#### PROBLEM TO WORK ON
Every line that holds "Live" should be shown.
** Begin GIVEN DATA **
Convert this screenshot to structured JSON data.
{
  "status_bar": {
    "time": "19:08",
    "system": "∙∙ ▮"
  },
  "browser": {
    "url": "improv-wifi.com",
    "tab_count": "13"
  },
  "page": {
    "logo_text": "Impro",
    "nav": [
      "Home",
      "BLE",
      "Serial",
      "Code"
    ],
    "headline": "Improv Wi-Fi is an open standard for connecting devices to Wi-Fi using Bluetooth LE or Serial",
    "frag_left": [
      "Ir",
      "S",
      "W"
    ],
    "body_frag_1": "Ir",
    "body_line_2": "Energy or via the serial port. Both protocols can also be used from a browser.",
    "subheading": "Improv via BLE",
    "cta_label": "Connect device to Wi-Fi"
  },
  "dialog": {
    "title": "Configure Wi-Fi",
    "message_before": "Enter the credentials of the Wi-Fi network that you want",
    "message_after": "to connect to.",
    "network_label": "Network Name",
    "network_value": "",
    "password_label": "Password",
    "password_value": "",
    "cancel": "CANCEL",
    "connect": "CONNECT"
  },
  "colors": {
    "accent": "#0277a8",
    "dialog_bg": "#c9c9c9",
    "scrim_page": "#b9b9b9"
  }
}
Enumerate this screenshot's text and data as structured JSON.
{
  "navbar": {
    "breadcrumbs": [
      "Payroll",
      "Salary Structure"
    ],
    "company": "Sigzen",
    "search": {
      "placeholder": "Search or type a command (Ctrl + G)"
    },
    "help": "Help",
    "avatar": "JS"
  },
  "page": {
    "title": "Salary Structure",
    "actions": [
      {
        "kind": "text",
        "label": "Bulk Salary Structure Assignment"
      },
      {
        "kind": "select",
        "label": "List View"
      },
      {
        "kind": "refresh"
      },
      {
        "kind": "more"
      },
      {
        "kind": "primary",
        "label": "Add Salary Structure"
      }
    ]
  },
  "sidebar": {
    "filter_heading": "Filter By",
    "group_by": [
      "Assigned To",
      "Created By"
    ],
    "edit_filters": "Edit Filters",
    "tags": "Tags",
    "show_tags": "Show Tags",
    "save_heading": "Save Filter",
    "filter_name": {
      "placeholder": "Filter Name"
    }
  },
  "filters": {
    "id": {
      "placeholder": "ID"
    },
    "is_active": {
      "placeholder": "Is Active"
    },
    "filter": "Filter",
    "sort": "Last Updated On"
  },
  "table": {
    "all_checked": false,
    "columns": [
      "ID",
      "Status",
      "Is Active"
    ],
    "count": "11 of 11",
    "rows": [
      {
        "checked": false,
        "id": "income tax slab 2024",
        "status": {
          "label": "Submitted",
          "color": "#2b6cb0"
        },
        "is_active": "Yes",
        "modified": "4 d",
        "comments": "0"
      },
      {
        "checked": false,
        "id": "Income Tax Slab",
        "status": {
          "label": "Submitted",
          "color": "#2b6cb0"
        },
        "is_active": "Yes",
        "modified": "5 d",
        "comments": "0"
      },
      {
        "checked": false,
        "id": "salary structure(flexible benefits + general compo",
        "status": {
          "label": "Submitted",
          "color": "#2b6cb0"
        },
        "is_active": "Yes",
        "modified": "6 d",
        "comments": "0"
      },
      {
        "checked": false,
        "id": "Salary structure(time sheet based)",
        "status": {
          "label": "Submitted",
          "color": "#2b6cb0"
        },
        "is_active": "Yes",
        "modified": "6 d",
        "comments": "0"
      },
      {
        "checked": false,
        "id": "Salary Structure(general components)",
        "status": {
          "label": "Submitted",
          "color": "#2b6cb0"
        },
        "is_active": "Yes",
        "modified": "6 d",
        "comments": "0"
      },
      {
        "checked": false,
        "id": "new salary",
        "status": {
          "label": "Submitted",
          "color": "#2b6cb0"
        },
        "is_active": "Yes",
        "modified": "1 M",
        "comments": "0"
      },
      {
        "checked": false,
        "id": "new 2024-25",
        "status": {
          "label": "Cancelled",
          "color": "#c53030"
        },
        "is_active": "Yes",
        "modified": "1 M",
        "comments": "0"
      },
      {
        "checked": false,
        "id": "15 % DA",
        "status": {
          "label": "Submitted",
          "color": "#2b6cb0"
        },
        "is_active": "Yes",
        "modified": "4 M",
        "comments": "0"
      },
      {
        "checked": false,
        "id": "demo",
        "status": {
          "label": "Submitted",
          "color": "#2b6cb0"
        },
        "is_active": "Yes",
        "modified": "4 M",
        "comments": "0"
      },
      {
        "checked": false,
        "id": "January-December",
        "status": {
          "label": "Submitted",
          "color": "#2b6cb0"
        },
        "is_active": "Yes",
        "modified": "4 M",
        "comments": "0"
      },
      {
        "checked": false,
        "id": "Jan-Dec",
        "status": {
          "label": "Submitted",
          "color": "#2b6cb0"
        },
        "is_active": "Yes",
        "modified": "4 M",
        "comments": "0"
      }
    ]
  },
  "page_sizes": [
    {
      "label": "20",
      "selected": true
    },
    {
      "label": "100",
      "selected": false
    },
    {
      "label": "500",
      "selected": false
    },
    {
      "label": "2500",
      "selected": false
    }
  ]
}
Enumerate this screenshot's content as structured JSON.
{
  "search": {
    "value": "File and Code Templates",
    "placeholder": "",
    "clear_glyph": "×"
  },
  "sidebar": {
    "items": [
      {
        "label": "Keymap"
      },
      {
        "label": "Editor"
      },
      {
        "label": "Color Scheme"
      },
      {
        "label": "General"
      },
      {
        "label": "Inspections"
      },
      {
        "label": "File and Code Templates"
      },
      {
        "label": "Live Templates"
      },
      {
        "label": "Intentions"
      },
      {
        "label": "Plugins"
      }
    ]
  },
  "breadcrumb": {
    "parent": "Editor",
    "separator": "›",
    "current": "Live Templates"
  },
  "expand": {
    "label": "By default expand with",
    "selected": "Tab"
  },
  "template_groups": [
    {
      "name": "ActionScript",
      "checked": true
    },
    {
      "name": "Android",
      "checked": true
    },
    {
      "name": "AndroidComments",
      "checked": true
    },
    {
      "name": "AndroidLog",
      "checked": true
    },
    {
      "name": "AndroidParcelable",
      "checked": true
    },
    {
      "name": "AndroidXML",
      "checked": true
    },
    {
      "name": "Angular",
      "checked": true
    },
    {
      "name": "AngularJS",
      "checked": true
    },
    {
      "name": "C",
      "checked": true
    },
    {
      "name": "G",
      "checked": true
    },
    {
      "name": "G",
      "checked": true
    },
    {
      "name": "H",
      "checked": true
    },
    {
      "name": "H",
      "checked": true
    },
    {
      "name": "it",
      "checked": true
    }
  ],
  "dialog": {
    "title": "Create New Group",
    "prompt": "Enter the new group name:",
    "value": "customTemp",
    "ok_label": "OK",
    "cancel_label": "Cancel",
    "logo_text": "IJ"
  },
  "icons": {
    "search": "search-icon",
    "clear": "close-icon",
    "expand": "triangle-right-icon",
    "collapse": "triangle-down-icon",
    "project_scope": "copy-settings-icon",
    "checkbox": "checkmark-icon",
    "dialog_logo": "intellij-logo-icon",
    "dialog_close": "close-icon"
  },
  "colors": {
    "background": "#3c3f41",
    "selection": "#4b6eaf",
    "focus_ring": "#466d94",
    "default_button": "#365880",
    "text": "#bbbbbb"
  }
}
** End GIVEN DATA **
#### REPLY TO THE TASK
        "label": "Live Templates"
    "current": "Live Templates"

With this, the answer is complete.